-- START Provided text --

Since then, another half-brother – a certain Ballyburn – has emerged as one of the most exciting National Hunt talents in years, and she herself has won a Listed mares’ bumper at Navan for Emmet Mullins.

Many other small owners with a high-class half-sister to a champion, whose value is potentially a life-changing amount, would find selling her for profit a no-brainer. 

But this case is not nearly so simple, as there is more emotion involved. The now four-year-old filly was purchased by O’Brien to revive his family’s involvement in racing after his father Donie died in 2012, and she is named Churchfield Sunset in honour of the home farm.

“My parents always bred horses and kept a few,” says O’Brien. “We had the odd runner here and there on the track, but always a few point-to-pointers. We had a fair bit of success doing that. There were some nice ones who won four-year-old maidens and would have been sold on.  

“After my dad passed away, there weren’t many horses around for a few years, so I wanted to get a few back on the farm. Churchfield Sunset was the first one I bought, actually. I’d been coming to the sales for a few years looking for a filly like her. I had it in my head that I wanted to buy a nice filly from a well-bred family. I’d underbid numerous foals beforehand.”

It was one of the shrewdest foal purchasers in the business – point-to-point maestro John Nallen, who purchased Gold Cup hero Minella Indo and Grand National winner Minella Times at the same Tattersalls Ireland November National Hunt Sale in 2013 – who gave O’Brien the kick up the bum he needed to finally part with his cash.  

“I’d be good friends with John’s assistant Corky Carroll,” says O’Brien. “You wouldn’t know it to look at me now, but I would have ridden a few winners in point-to-points, so I got to know him there. Then he went to work for John and I got to know him too. John's just a great character and a thoroughly nice guy.

“John and Corky were looking at foals for themselves that day at Goffs and so I brought them down to see the filly who would become Churchfield Sunset, and they gave me their opinions, which I valued greatly.  

“But the most important thing was, just before she went into the ring, John told me he was getting a bit tired of the fact that I was coming to the sales all the time and buying nothing. ‘Conor,’ he said, ‘you remind me of a guy who used to come into my nightclub. Every Saturday night he’d pick out the best-looking girl there, and then couldn’t muster the courage to buy her a drink.’

Churchfield Sunset: exciting half-sister to Ballyburn strikes in a Listed bumper at Navan
Churchfield Sunset: exciting half-sister to Ballyburn strikes in a Listed bumper at Navan Credit: CAROLINE NORRIS

“That did it, and ten minutes later I was down €25,000 but up a foal.” 

O’Brien took the young Churchfield Sunset to Limerick, where she enjoyed an idyllic upbringing along the banks of the Shannon for her first two years. 

“My mum [Patricia] and my wife Brid helped look after her,” he recalls. “We might be a little bit unorthodox, as we usually let the young horses run with the dairy heifers so that they get the best grass and grow to be strong. It’s good, rich grassland that’s ideal for rearing stock.

“John and Corky took her off me for a month when she was two just to do a bit of pre-breaking with her, and I think that stood to her.” 

Meanwhile, in the autumn of Churchfield Sunset’s two-year-old season, her half-brother Ballyburn bolted up in a four-year-old maiden at Loughanmore on his debut for Colin McKeever.

-- END Provided text --
-- START Given data --

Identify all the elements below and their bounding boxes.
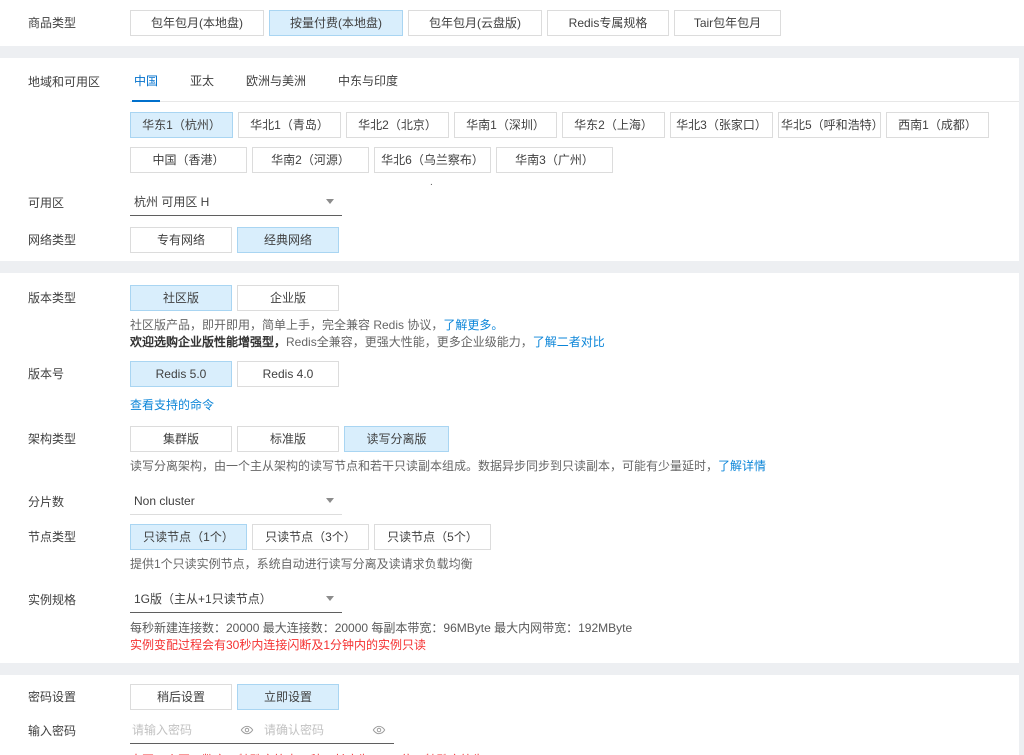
password-confirm-input[interactable] xyxy=(262,723,370,739)
region-zhangjiakou[interactable]: 华北3（张家口） xyxy=(670,112,773,138)
section-password: 密码设置 稍后设置 立即设置 输入密码 xyxy=(0,675,1019,755)
region-row-2: 中国（香港） 华南2（河源） 华北6（乌兰察布） 华南3（广州） . xyxy=(130,147,1019,173)
network-vpc[interactable]: 专有网络 xyxy=(130,227,232,253)
region-row-1: 华东1（杭州） 华北1（青岛） 华北2（北京） 华南1（深圳） 华东2（上海） … xyxy=(130,112,1019,138)
region-label: 地域和可用区 xyxy=(0,70,130,94)
arch-read-write-split[interactable]: 读写分离版 xyxy=(344,426,449,452)
shards-label: 分片数 xyxy=(0,489,130,515)
spec-label: 实例规格 xyxy=(0,587,130,613)
password-setting-label: 密码设置 xyxy=(0,684,130,710)
product-type-label: 商品类型 xyxy=(0,10,130,36)
arch-standard[interactable]: 标准版 xyxy=(237,426,339,452)
version-type-desc: 社区版产品，即开即用，简单上手，完全兼容 Redis 协议，了解更多。 欢迎选购… xyxy=(130,317,1019,351)
password-set-later[interactable]: 稍后设置 xyxy=(130,684,232,710)
spec-warning: 实例变配过程会有30秒内连接闪断及1分钟内的实例只读 xyxy=(130,637,1019,653)
password-setting-group: 稍后设置 立即设置 xyxy=(130,684,339,710)
product-type-option-tair[interactable]: Tair包年包月 xyxy=(674,10,781,36)
product-type-option-prepaid-cloud[interactable]: 包年包月(云盘版) xyxy=(408,10,542,36)
chevron-down-icon xyxy=(326,199,334,204)
section-region: 地域和可用区 中国 亚太 欧洲与美洲 中东与印度 华东1（杭州） 华北1（青岛）… xyxy=(0,58,1019,261)
eye-icon[interactable] xyxy=(238,723,262,739)
zone-select[interactable]: 杭州 可用区 H xyxy=(130,190,342,216)
region-shanghai[interactable]: 华东2（上海） xyxy=(562,112,665,138)
region-ulanqab[interactable]: 华北6（乌兰察布） xyxy=(374,147,491,173)
section-product-type: 商品类型 包年包月(本地盘) 按量付费(本地盘) 包年包月(云盘版) Redis… xyxy=(0,0,1024,46)
version-type-group: 社区版 企业版 xyxy=(130,285,1019,311)
architecture-desc: 读写分离架构，由一个主从架构的读写节点和若干只读副本组成。数据异步同步到只读副本… xyxy=(130,458,1019,475)
tab-middle-east-india[interactable]: 中东与印度 xyxy=(336,70,400,101)
version-community[interactable]: 社区版 xyxy=(130,285,232,311)
network-type-label: 网络类型 xyxy=(0,227,130,253)
zone-label: 可用区 xyxy=(0,190,130,216)
region-guangzhou[interactable]: 华南3（广州） xyxy=(496,147,613,173)
learn-more-link[interactable]: 了解更多。 xyxy=(443,318,503,332)
node-type-desc: 提供1个只读实例节点，系统自动进行读写分离及读请求负载均衡 xyxy=(130,556,1019,573)
version-redis-50[interactable]: Redis 5.0 xyxy=(130,361,232,387)
arch-cluster[interactable]: 集群版 xyxy=(130,426,232,452)
tab-china[interactable]: 中国 xyxy=(132,70,160,102)
version-no-label: 版本号 xyxy=(0,361,130,387)
region-qingdao[interactable]: 华北1（青岛） xyxy=(238,112,341,138)
region-hongkong[interactable]: 中国（香港） xyxy=(130,147,247,173)
spec-select[interactable]: 1G版（主从+1只读节点） xyxy=(130,587,342,613)
section-version: 版本类型 社区版 企业版 社区版产品，即开即用，简单上手，完全兼容 Redis … xyxy=(0,273,1019,663)
tab-asia-pacific[interactable]: 亚太 xyxy=(188,70,216,101)
password-field-wrap xyxy=(130,718,262,744)
spec-select-value: 1G版（主从+1只读节点） xyxy=(134,590,272,607)
region-hangzhou[interactable]: 华东1（杭州） xyxy=(130,112,233,138)
product-type-option-paygo-local[interactable]: 按量付费(本地盘) xyxy=(269,10,403,36)
architecture-group: 集群版 标准版 读写分离版 xyxy=(130,426,1019,452)
compare-link[interactable]: 了解二者对比 xyxy=(533,335,605,349)
supported-commands-link[interactable]: 查看支持的命令 xyxy=(130,398,214,412)
product-type-group: 包年包月(本地盘) 按量付费(本地盘) 包年包月(云盘版) Redis专属规格 … xyxy=(130,10,1024,36)
version-type-label: 版本类型 xyxy=(0,285,130,311)
region-tab-bar: 中国 亚太 欧洲与美洲 中东与印度 xyxy=(130,70,1019,102)
chevron-down-icon xyxy=(326,596,334,601)
region-chengdu[interactable]: 西南1（成都） xyxy=(886,112,989,138)
version-no-group: Redis 5.0 Redis 4.0 xyxy=(130,361,1019,387)
password-input-label: 输入密码 xyxy=(0,718,130,744)
node-type-group: 只读节点（1个） 只读节点（3个） 只读节点（5个） xyxy=(130,524,1019,550)
chevron-down-icon xyxy=(326,498,334,503)
node-type-label: 节点类型 xyxy=(0,524,130,550)
region-beijing[interactable]: 华北2（北京） xyxy=(346,112,449,138)
eye-icon[interactable] xyxy=(370,723,394,739)
tab-europe-americas[interactable]: 欧洲与美洲 xyxy=(244,70,308,101)
password-set-now[interactable]: 立即设置 xyxy=(237,684,339,710)
product-type-option-redis-dedicated[interactable]: Redis专属规格 xyxy=(547,10,669,36)
network-type-group: 专有网络 经典网络 xyxy=(130,227,339,253)
shards-select-value: Non cluster xyxy=(134,494,195,508)
node-readonly-3[interactable]: 只读节点（3个） xyxy=(252,524,369,550)
zone-select-value: 杭州 可用区 H xyxy=(134,193,209,210)
password-confirm-wrap xyxy=(262,718,394,744)
version-redis-40[interactable]: Redis 4.0 xyxy=(237,361,339,387)
password-inputs xyxy=(130,718,1019,744)
network-classic[interactable]: 经典网络 xyxy=(237,227,339,253)
region-hohhot[interactable]: 华北5（呼和浩特） xyxy=(778,112,881,138)
node-readonly-5[interactable]: 只读节点（5个） xyxy=(374,524,491,550)
architecture-label: 架构类型 xyxy=(0,426,130,452)
region-heyuan[interactable]: 华南2（河源） xyxy=(252,147,369,173)
password-input[interactable] xyxy=(130,723,238,739)
node-readonly-1[interactable]: 只读节点（1个） xyxy=(130,524,247,550)
region-shenzhen[interactable]: 华南1（深圳） xyxy=(454,112,557,138)
shards-select[interactable]: Non cluster xyxy=(130,489,342,515)
clipped-text-dot: . xyxy=(430,177,433,188)
version-enterprise[interactable]: 企业版 xyxy=(237,285,339,311)
arch-details-link[interactable]: 了解详情 xyxy=(718,459,766,473)
spec-desc: 每秒新建连接数：20000 最大连接数：20000 每副本带宽：96MByte … xyxy=(130,620,1019,637)
product-type-option-prepaid-local[interactable]: 包年包月(本地盘) xyxy=(130,10,264,36)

-- END Given data --

# Set exercise:
Answer these from the article about Churchfield Sunset:
1. In what year did O'Brien's father, Donie, die?
2. How much money was O'Brien down after buying the foal?
3. Along the banks of which river did Churchfield Sunset spend her first two years?

# Output of the exercise:
1. 2012
2. €25,000
3. The Shannon